* _Task goal_:
Can you restate the records below word for word?

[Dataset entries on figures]

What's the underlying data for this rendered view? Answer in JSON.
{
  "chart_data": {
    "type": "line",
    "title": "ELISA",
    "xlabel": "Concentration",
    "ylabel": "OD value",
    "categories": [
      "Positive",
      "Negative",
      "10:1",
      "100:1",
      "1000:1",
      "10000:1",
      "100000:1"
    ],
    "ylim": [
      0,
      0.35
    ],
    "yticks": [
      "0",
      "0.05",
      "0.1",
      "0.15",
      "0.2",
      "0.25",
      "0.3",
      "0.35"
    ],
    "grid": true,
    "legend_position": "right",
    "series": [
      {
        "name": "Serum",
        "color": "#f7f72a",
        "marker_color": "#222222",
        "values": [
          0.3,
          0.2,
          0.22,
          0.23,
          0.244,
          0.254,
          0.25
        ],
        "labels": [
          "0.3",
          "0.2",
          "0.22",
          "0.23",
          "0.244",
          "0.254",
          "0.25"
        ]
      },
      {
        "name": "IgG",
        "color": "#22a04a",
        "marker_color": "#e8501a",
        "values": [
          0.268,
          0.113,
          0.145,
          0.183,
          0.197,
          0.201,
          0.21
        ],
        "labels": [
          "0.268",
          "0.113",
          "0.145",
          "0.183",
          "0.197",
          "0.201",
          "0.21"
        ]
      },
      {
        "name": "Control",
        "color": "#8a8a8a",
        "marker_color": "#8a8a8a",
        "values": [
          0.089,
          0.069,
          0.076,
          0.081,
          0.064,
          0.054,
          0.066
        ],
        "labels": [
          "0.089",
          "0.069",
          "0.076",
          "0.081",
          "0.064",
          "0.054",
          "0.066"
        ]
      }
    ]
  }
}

* _Solution_:
What's the underlying data for this rendered view? Answer in JSON.
{
  "chart_data": {
    "type": "line",
    "title": "ELISA",
    "xlabel": "Concentration",
    "ylabel": "OD value",
    "categories": [
      "Positive",
      "Negative",
      "10:1",
      "100:1",
      "1000:1",
      "10000:1",
      "100000:1"
    ],
    "ylim": [
      0,
      0.35
    ],
    "yticks": [
      "0",
      "0.05",
      "0.1",
      "0.15",
      "0.2",
      "0.25",
      "0.3",
      "0.35"
    ],
    "grid": true,
    "legend_position": "right",
    "series": [
      {
        "name": "Serum",
        "color": "#f7f72a",
        "marker_color": "#222222",
        "values": [
          0.3,
          0.2,
          0.22,
          0.23,
          0.244,
          0.254,
          0.25
        ],
        "labels": [
          "0.3",
          "0.2",
          "0.22",
          "0.23",
          "0.244",
          "0.254",
          "0.25"
        ]
      },
      {
        "name": "IgG",
        "color": "#22a04a",
        "marker_color": "#e8501a",
        "values": [
          0.268,
          0.113,
          0.145,
          0.183,
          0.197,
          0.201,
          0.21
        ],
        "labels": [
          "0.268",
          "0.113",
          "0.145",
          "0.183",
          "0.197",
          "0.201",
          "0.21"
        ]
      },
      {
        "name": "Control",
        "color": "#8a8a8a",
        "marker_color": "#8a8a8a",
        "values": [
          0.089,
          0.069,
          0.076,
          0.081,
          0.064,
          0.054,
          0.066
        ],
        "labels": [
          "0.089",
          "0.069",
          "0.076",
          "0.081",
          "0.064",
          "0.054",
          "0.066"
        ]
      }
    ]
  }
}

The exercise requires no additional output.